Extrait du texte:
----
Mieux vaut tard que jamais et j’espère que ce jumelage sera bien vivant, c’est à dire impliquera fortement la population. Echanges entre les opéras, les clubs de sports, les étudiants, les « seniors ».. Munich offre toutes les raisons d’attrait. Le vin et la bière ne sont pas les moindres mais certainement pas les seuls.

Je l’avoue, je suis très attachée à ce jumelage où Gabriel et Alice Delaunay ont joué un rôle moteur. Il a fait l’objet d’un livre de Laurence Pacchiano (éditions l’Harmattan, 2009) où cette belle histoire est contée de manière détaillée.

Une vraie belle aventure qui ne demande aujourd’hui qu’à s’ouvrir sur les XXIème siècle et l’Europe.

Et si on parlait autrement de la retraite ?

Peu comprennent ce que veut dire « descendre de charge », appartenir à un groupe et brutalement en être exclu, voir, en plus de ses revenus, son identité moins affirmée, comme une image qui passe de la couleur au noir et blanc.

Eh bien, c’est ce que vivent une majorité des retraités. N’être ni tout à fait un autre (toujours en bonne forme, plein d’idées et de capacités..) , ni tout à fait le même en voyant se fermer comme un battant de porte le champ où l’on appliquait ses connaissances, son savoir-faire et où l’on avait aguerri son intelligence.

Tout d’un coup, en retraite c’est-à-dire en retrait.

Oui, il y a le sentiment de libération, de pouvoir enfin faire ce que l’on n’a jamais eu le temps de faire. Oui aussi, il y a les métiers pénibles où l’on s’usait et qu’il était grand temps de quitter. Je sais tout cela.

Mais combien sont là, descendant au bistrot le matin prendre un café et voyant tous ceux qui leur ressemblent à l’identique, regarder leur montre, lire rapidement les gros titres du journal et vite, organiser leur journée. C’était hier. Hier matin et c’est désormais demain et encore demain. Ceci pour 30 années, voire davantage.
----
Informations extraites:
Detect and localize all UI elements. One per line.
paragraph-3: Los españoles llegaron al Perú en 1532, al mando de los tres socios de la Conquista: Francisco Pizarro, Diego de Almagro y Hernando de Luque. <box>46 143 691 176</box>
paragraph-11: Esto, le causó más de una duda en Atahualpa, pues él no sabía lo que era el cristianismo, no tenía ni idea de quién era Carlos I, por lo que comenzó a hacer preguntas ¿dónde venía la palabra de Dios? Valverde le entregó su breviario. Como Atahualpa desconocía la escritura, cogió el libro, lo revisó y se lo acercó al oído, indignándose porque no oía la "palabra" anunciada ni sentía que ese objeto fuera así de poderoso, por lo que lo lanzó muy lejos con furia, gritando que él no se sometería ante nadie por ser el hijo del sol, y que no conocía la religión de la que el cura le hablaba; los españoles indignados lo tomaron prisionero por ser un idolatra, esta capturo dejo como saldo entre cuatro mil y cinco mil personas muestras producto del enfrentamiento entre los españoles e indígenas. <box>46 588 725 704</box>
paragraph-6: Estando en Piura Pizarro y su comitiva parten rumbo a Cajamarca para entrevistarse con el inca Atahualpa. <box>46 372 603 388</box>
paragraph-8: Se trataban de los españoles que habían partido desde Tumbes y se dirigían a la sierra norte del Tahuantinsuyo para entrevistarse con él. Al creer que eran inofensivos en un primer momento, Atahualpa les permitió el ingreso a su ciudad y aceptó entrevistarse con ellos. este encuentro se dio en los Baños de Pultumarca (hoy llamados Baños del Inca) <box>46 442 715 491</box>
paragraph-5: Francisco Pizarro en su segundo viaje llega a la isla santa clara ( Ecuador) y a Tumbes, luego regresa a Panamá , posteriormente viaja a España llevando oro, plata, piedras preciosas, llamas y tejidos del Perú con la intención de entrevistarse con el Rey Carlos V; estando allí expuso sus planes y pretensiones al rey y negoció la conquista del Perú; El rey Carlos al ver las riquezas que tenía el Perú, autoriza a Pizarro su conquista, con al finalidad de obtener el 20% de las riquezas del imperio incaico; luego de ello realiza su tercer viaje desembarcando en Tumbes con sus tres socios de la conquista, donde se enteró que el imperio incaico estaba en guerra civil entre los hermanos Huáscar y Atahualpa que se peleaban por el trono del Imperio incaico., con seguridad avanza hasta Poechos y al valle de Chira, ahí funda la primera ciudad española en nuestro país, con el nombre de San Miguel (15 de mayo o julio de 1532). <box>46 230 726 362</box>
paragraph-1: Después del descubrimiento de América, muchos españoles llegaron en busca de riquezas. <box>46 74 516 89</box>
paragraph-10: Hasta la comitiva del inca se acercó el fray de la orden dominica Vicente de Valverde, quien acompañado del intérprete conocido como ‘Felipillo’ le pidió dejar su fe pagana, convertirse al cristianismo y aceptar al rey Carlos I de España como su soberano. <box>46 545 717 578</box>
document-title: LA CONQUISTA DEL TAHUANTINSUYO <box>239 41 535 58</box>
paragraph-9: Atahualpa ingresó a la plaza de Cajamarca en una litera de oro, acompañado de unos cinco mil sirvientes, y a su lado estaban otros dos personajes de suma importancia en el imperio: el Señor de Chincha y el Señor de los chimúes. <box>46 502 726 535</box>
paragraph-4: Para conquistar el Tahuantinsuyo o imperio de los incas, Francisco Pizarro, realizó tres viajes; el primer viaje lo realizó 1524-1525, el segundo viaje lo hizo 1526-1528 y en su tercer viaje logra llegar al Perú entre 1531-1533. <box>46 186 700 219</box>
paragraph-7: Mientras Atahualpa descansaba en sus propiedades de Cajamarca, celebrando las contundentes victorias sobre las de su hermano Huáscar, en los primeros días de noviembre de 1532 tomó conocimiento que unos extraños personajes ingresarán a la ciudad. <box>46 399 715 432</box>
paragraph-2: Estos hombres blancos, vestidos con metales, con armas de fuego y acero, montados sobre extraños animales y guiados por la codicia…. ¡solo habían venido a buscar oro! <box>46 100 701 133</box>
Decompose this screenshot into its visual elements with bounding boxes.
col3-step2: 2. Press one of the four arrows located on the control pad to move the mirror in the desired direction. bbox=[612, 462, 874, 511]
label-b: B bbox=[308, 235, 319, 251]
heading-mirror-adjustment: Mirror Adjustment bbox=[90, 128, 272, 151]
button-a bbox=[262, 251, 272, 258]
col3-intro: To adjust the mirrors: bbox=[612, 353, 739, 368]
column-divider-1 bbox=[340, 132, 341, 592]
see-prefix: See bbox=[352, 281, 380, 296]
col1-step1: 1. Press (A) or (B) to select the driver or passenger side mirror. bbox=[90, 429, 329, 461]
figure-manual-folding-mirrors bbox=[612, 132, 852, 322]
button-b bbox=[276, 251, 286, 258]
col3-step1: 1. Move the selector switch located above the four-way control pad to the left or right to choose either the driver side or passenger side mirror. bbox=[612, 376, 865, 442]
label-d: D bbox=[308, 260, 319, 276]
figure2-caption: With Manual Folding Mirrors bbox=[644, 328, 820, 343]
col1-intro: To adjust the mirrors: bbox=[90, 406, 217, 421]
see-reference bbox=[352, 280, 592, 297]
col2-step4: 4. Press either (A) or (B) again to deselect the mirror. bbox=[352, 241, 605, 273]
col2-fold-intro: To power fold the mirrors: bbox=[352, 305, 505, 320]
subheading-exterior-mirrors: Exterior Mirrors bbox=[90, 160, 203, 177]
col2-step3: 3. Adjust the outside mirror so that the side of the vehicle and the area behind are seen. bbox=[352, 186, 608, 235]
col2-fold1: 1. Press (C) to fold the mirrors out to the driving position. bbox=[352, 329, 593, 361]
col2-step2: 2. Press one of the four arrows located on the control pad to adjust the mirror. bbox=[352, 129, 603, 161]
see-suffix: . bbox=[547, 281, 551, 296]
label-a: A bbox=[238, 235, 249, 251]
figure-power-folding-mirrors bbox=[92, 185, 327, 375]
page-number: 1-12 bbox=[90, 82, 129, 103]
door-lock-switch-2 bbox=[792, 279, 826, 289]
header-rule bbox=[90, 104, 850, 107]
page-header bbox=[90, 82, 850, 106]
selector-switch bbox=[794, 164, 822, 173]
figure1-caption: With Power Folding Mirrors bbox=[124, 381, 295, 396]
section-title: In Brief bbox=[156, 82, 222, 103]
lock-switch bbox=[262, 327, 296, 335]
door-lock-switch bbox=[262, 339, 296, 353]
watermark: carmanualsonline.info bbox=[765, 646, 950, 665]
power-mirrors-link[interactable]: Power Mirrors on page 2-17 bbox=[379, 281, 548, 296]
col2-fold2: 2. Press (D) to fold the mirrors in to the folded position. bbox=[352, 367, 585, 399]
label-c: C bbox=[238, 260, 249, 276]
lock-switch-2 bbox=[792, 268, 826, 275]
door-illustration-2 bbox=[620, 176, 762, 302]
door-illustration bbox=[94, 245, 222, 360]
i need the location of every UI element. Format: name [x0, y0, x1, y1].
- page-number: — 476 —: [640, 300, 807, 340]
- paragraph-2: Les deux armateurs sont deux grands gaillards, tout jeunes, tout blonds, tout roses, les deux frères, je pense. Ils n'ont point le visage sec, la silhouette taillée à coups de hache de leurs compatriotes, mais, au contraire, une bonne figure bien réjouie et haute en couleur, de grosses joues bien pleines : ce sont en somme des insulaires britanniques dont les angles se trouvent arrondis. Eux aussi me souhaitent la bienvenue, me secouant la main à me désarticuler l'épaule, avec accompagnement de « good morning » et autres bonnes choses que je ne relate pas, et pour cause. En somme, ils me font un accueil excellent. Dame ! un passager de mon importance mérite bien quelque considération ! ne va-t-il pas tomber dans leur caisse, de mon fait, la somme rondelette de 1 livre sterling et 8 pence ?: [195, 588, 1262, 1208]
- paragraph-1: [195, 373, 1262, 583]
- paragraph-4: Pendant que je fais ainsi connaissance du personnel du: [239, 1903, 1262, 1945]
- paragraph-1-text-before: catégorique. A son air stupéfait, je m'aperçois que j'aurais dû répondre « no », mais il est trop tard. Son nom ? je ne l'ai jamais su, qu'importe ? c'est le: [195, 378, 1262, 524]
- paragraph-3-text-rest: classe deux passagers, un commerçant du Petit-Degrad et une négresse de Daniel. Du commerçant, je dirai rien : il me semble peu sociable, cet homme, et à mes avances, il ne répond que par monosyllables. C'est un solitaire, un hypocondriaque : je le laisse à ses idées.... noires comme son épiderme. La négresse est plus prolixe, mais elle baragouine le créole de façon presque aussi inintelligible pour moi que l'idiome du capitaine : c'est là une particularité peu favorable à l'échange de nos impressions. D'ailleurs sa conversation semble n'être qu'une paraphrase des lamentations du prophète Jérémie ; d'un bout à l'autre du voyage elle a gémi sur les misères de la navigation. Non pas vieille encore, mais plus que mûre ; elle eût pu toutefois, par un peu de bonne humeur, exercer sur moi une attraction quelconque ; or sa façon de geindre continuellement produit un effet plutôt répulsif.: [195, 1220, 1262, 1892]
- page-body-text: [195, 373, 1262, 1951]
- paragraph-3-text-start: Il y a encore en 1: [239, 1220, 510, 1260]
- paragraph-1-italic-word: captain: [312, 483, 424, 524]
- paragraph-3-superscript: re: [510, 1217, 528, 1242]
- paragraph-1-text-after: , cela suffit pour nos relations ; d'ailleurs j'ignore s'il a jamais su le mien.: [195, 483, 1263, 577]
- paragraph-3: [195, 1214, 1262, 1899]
----
Liste des activités:
• a. Dans l'extrait, qui a joué un rôle moteur dans le jumelage ?
• b. Recopiez l'extrait à l'identique, de « Eh bien, c’est » jusqu'à « aguerri son intelligence. » inclus.
Appuyez-vous uniquement sur l'extrait.

Réponses par exercice:
• a. Gabriel et Alice Delaunay.

• b.
Eh bien, c’est ce que vivent une majorité des retraités. N’être ni tout à fait un autre (toujours en bonne forme, plein d’idées et de capacités..) , ni tout à fait le même en voyant se fermer comme un battant de porte le champ où l’on appliquait ses connaissances, son savoir-faire et où l’on avait aguerri son intelligence.